§ **Aim**
Leave out any picture and return the remaining listing below exactly as given.

§ **Data tied to figure images**
################

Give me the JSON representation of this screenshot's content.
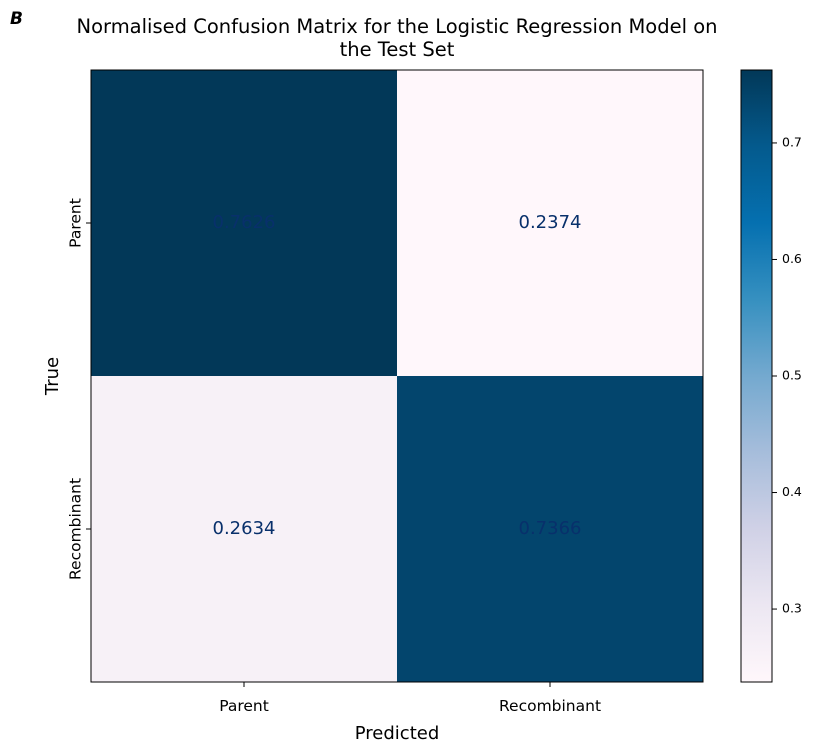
{
  "panel_label": "B",
  "chart_data": {
    "type": "heatmap",
    "title_lines": [
      "Normalised Confusion Matrix for the Logistic Regression Model on",
      "the Test Set"
    ],
    "xlabel": "Predicted",
    "ylabel": "True",
    "x_categories": [
      "Parent",
      "Recombinant"
    ],
    "y_categories": [
      "Parent",
      "Recombinant"
    ],
    "values": [
      [
        0.7626,
        0.2374
      ],
      [
        0.2634,
        0.7366
      ]
    ],
    "cell_labels": [
      [
        "0.7626",
        "0.2374"
      ],
      [
        "0.2634",
        "0.7366"
      ]
    ],
    "colormap": "PuBu",
    "colorbar": {
      "range": [
        0.2374,
        0.7626
      ],
      "ticks": [
        0.3,
        0.4,
        0.5,
        0.6,
        0.7
      ],
      "tick_labels": [
        "0.3",
        "0.4",
        "0.5",
        "0.6",
        "0.7"
      ]
    },
    "colors": {
      "cell_text": "#08306b"
    }
  }
}
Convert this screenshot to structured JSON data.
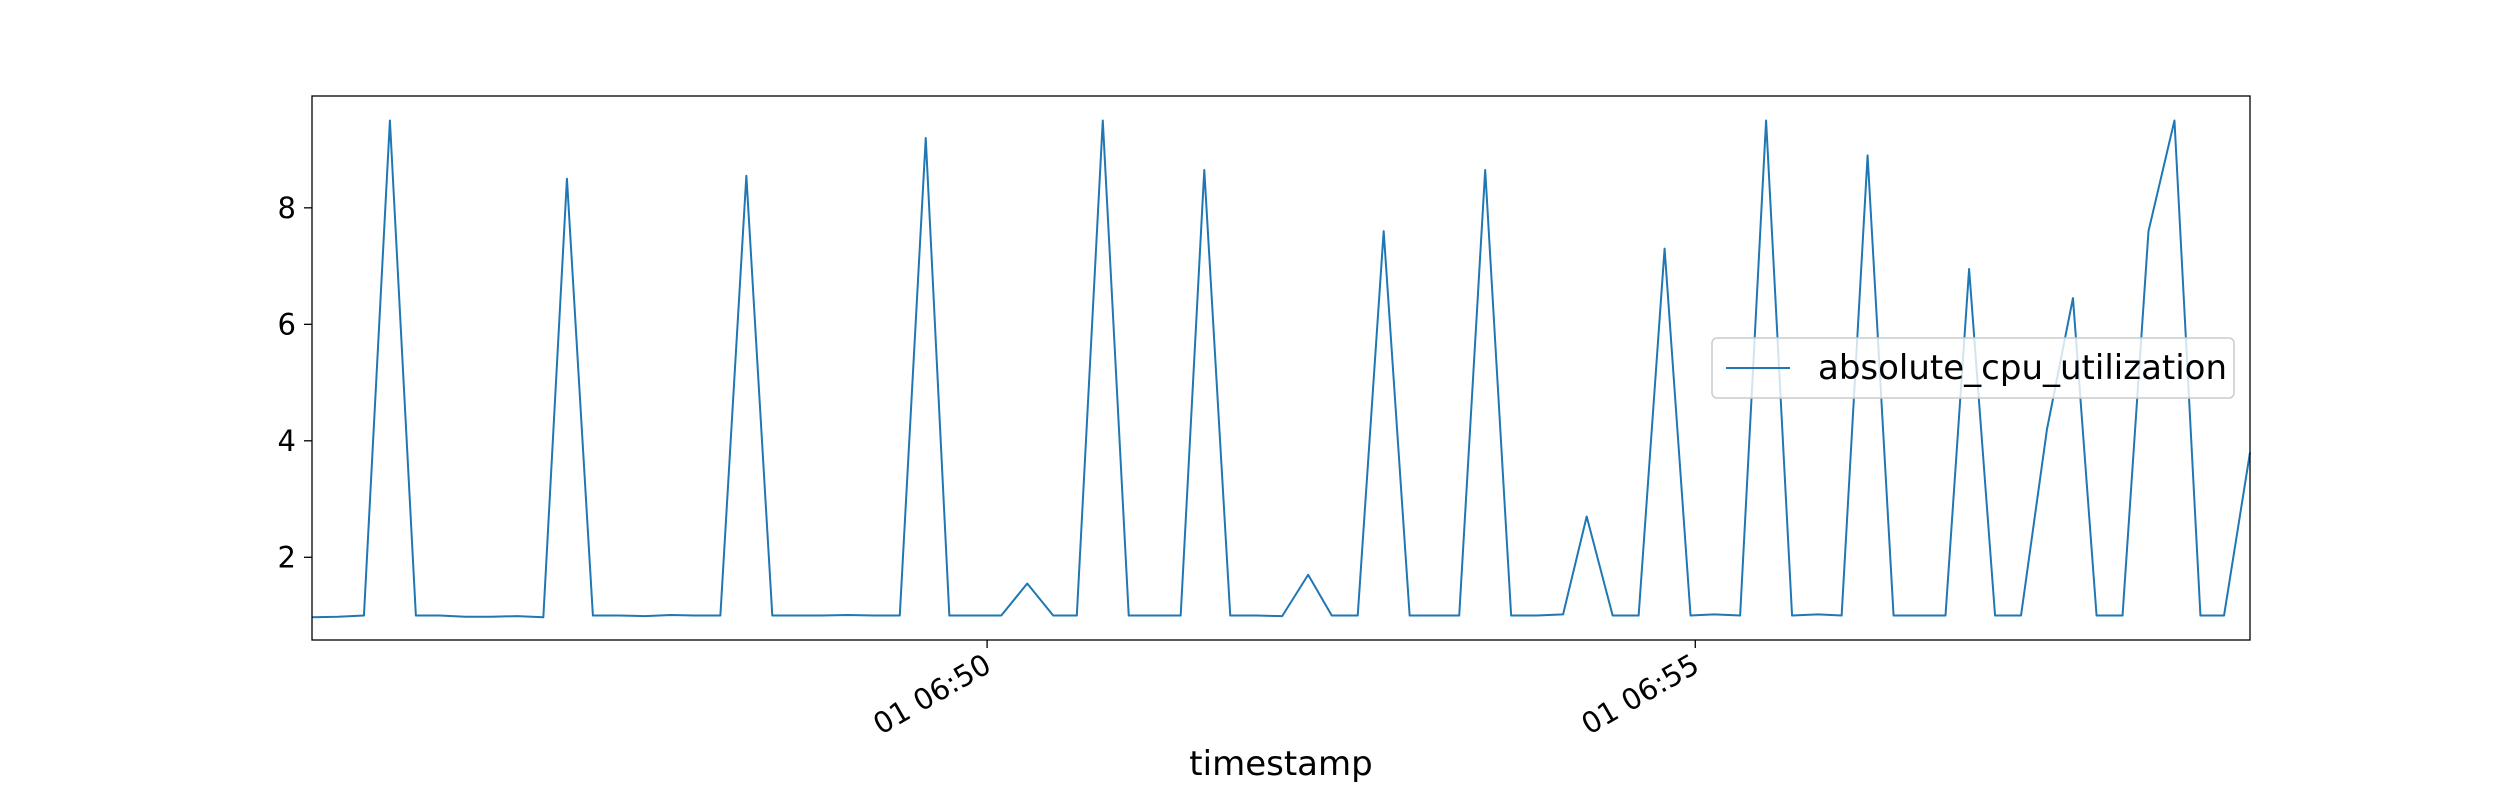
{
  "chart_data": {
    "type": "line",
    "xlabel": "timestamp",
    "x": [
      "01 06:45:14",
      "01 06:45:25",
      "01 06:45:36",
      "01 06:45:47",
      "01 06:45:58",
      "01 06:46:08",
      "01 06:46:19",
      "01 06:46:30",
      "01 06:46:41",
      "01 06:46:52",
      "01 06:47:02",
      "01 06:47:13",
      "01 06:47:24",
      "01 06:47:35",
      "01 06:47:46",
      "01 06:47:56",
      "01 06:48:07",
      "01 06:48:18",
      "01 06:48:29",
      "01 06:48:40",
      "01 06:48:50",
      "01 06:49:01",
      "01 06:49:12",
      "01 06:49:23",
      "01 06:49:34",
      "01 06:49:44",
      "01 06:49:55",
      "01 06:50:06",
      "01 06:50:17",
      "01 06:50:28",
      "01 06:50:38",
      "01 06:50:49",
      "01 06:51:00",
      "01 06:51:11",
      "01 06:51:22",
      "01 06:51:32",
      "01 06:51:43",
      "01 06:51:54",
      "01 06:52:05",
      "01 06:52:16",
      "01 06:52:26",
      "01 06:52:37",
      "01 06:52:48",
      "01 06:52:59",
      "01 06:53:10",
      "01 06:53:20",
      "01 06:53:31",
      "01 06:53:42",
      "01 06:53:53",
      "01 06:54:04",
      "01 06:54:14",
      "01 06:54:25",
      "01 06:54:36",
      "01 06:54:47",
      "01 06:54:58",
      "01 06:55:08",
      "01 06:55:19",
      "01 06:55:30",
      "01 06:55:41",
      "01 06:55:52",
      "01 06:56:02",
      "01 06:56:13",
      "01 06:56:24",
      "01 06:56:35",
      "01 06:56:46",
      "01 06:56:56",
      "01 06:57:07",
      "01 06:57:18",
      "01 06:57:29",
      "01 06:57:40",
      "01 06:57:50",
      "01 06:58:01",
      "01 06:58:12",
      "01 06:58:23",
      "01 06:58:34",
      "01 06:58:44",
      "01 06:58:55"
    ],
    "series": [
      {
        "name": "absolute_cpu_utilization",
        "color": "#1f77b4",
        "values": [
          0.97,
          0.98,
          1.0,
          9.5,
          1.0,
          1.0,
          0.98,
          0.98,
          0.99,
          0.97,
          8.5,
          1.0,
          1.0,
          0.99,
          1.01,
          1.0,
          1.0,
          8.55,
          1.0,
          1.0,
          1.0,
          1.01,
          1.0,
          1.0,
          9.2,
          1.0,
          1.0,
          1.0,
          1.55,
          1.0,
          1.0,
          9.5,
          1.0,
          1.0,
          1.0,
          8.65,
          1.0,
          1.0,
          0.99,
          1.7,
          1.0,
          1.0,
          7.6,
          1.0,
          1.0,
          1.0,
          8.65,
          1.0,
          1.0,
          1.02,
          2.7,
          1.0,
          1.0,
          7.3,
          1.0,
          1.02,
          1.0,
          9.5,
          1.0,
          1.02,
          1.0,
          8.9,
          1.0,
          1.0,
          1.0,
          6.95,
          1.0,
          1.0,
          4.2,
          6.45,
          1.0,
          1.0,
          7.6,
          9.5,
          1.0,
          1.0,
          3.8
        ]
      }
    ],
    "xlim": [
      "01 06:45:14",
      "01 06:58:55"
    ],
    "xticks": [
      {
        "value": "01 06:50:00",
        "label": "01 06:50"
      },
      {
        "value": "01 06:55:00",
        "label": "01 06:55"
      }
    ],
    "ylim": [
      0.58,
      9.92
    ],
    "yticks": [
      2,
      4,
      6,
      8
    ],
    "grid": false,
    "legend": "center right"
  }
}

################

§ **The output**
Give me the JSON representation of this screenshot's content.
{
  "panel_label": "B",
  "chart_data": {
    "type": "heatmap",
    "title_lines": [
      "Normalised Confusion Matrix for the Logistic Regression Model on",
      "the Test Set"
    ],
    "xlabel": "Predicted",
    "ylabel": "True",
    "x_categories": [
      "Parent",
      "Recombinant"
    ],
    "y_categories": [
      "Parent",
      "Recombinant"
    ],
    "values": [
      [
        0.7626,
        0.2374
      ],
      [
        0.2634,
        0.7366
      ]
    ],
    "cell_labels": [
      [
        "0.7626",
        "0.2374"
      ],
      [
        "0.2634",
        "0.7366"
      ]
    ],
    "colormap": "PuBu",
    "colorbar": {
      "range": [
        0.2374,
        0.7626
      ],
      "ticks": [
        0.3,
        0.4,
        0.5,
        0.6,
        0.7
      ],
      "tick_labels": [
        "0.3",
        "0.4",
        "0.5",
        "0.6",
        "0.7"
      ]
    },
    "colors": {
      "cell_text": "#08306b"
    }
  }
}
Convert this screenshot to structured JSON data.
{
  "chart_data": {
    "type": "line",
    "xlabel": "timestamp",
    "x": [
      "01 06:45:14",
      "01 06:45:25",
      "01 06:45:36",
      "01 06:45:47",
      "01 06:45:58",
      "01 06:46:08",
      "01 06:46:19",
      "01 06:46:30",
      "01 06:46:41",
      "01 06:46:52",
      "01 06:47:02",
      "01 06:47:13",
      "01 06:47:24",
      "01 06:47:35",
      "01 06:47:46",
      "01 06:47:56",
      "01 06:48:07",
      "01 06:48:18",
      "01 06:48:29",
      "01 06:48:40",
      "01 06:48:50",
      "01 06:49:01",
      "01 06:49:12",
      "01 06:49:23",
      "01 06:49:34",
      "01 06:49:44",
      "01 06:49:55",
      "01 06:50:06",
      "01 06:50:17",
      "01 06:50:28",
      "01 06:50:38",
      "01 06:50:49",
      "01 06:51:00",
      "01 06:51:11",
      "01 06:51:22",
      "01 06:51:32",
      "01 06:51:43",
      "01 06:51:54",
      "01 06:52:05",
      "01 06:52:16",
      "01 06:52:26",
      "01 06:52:37",
      "01 06:52:48",
      "01 06:52:59",
      "01 06:53:10",
      "01 06:53:20",
      "01 06:53:31",
      "01 06:53:42",
      "01 06:53:53",
      "01 06:54:04",
      "01 06:54:14",
      "01 06:54:25",
      "01 06:54:36",
      "01 06:54:47",
      "01 06:54:58",
      "01 06:55:08",
      "01 06:55:19",
      "01 06:55:30",
      "01 06:55:41",
      "01 06:55:52",
      "01 06:56:02",
      "01 06:56:13",
      "01 06:56:24",
      "01 06:56:35",
      "01 06:56:46",
      "01 06:56:56",
      "01 06:57:07",
      "01 06:57:18",
      "01 06:57:29",
      "01 06:57:40",
      "01 06:57:50",
      "01 06:58:01",
      "01 06:58:12",
      "01 06:58:23",
      "01 06:58:34",
      "01 06:58:44",
      "01 06:58:55"
    ],
    "series": [
      {
        "name": "absolute_cpu_utilization",
        "color": "#1f77b4",
        "values": [
          0.97,
          0.98,
          1.0,
          9.5,
          1.0,
          1.0,
          0.98,
          0.98,
          0.99,
          0.97,
          8.5,
          1.0,
          1.0,
          0.99,
          1.01,
          1.0,
          1.0,
          8.55,
          1.0,
          1.0,
          1.0,
          1.01,
          1.0,
          1.0,
          9.2,
          1.0,
          1.0,
          1.0,
          1.55,
          1.0,
          1.0,
          9.5,
          1.0,
          1.0,
          1.0,
          8.65,
          1.0,
          1.0,
          0.99,
          1.7,
          1.0,
          1.0,
          7.6,
          1.0,
          1.0,
          1.0,
          8.65,
          1.0,
          1.0,
          1.02,
          2.7,
          1.0,
          1.0,
          7.3,
          1.0,
          1.02,
          1.0,
          9.5,
          1.0,
          1.02,
          1.0,
          8.9,
          1.0,
          1.0,
          1.0,
          6.95,
          1.0,
          1.0,
          4.2,
          6.45,
          1.0,
          1.0,
          7.6,
          9.5,
          1.0,
          1.0,
          3.8
        ]
      }
    ],
    "xlim": [
      "01 06:45:14",
      "01 06:58:55"
    ],
    "xticks": [
      {
        "value": "01 06:50:00",
        "label": "01 06:50"
      },
      {
        "value": "01 06:55:00",
        "label": "01 06:55"
      }
    ],
    "ylim": [
      0.58,
      9.92
    ],
    "yticks": [
      2,
      4,
      6,
      8
    ],
    "grid": false,
    "legend": "center right"
  }
}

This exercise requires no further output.